What you will do
Give the listing below again in full, exactly as written.

---------- Rows

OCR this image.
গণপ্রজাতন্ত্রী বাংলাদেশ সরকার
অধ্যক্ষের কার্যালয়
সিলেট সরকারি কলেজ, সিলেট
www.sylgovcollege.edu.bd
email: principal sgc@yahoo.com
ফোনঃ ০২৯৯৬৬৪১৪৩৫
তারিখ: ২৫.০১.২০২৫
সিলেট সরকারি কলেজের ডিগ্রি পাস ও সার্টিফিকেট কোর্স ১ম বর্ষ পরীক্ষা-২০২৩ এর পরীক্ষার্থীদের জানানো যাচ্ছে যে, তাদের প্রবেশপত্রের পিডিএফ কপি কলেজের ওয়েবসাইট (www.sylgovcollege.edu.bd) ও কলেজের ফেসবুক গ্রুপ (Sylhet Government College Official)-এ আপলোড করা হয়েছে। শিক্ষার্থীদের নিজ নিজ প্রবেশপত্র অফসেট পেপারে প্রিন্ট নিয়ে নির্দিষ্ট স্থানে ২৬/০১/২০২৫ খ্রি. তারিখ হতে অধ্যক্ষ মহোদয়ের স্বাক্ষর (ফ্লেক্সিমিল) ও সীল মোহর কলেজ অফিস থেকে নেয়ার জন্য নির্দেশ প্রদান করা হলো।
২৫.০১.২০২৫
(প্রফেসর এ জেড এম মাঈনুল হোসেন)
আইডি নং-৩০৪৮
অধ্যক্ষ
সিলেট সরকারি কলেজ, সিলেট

--------------------

Problem solution
OCR this image.
গণপ্রজাতন্ত্রী বাংলাদেশ সরকার
অধ্যক্ষের কার্যালয়
সিলেট সরকারি কলেজ, সিলেট
www.sylgovcollege.edu.bd
email: principal sgc@yahoo.com
ফোনঃ ০২৯৯৬৬৪১৪৩৫
তারিখ: ২৫.০১.২০২৫
সিলেট সরকারি কলেজের ডিগ্রি পাস ও সার্টিফিকেট কোর্স ১ম বর্ষ পরীক্ষা-২০২৩ এর পরীক্ষার্থীদের জানানো যাচ্ছে যে, তাদের প্রবেশপত্রের পিডিএফ কপি কলেজের ওয়েবসাইট (www.sylgovcollege.edu.bd) ও কলেজের ফেসবুক গ্রুপ (Sylhet Government College Official)-এ আপলোড করা হয়েছে। শিক্ষার্থীদের নিজ নিজ প্রবেশপত্র অফসেট পেপারে প্রিন্ট নিয়ে নির্দিষ্ট স্থানে ২৬/০১/২০২৫ খ্রি. তারিখ হতে অধ্যক্ষ মহোদয়ের স্বাক্ষর (ফ্লেক্সিমিল) ও সীল মোহর কলেজ অফিস থেকে নেয়ার জন্য নির্দেশ প্রদান করা হলো।
২৫.০১.২০২৫
(প্রফেসর এ জেড এম মাঈনুল হোসেন)
আইডি নং-৩০৪৮
অধ্যক্ষ
সিলেট সরকারি কলেজ, সিলেট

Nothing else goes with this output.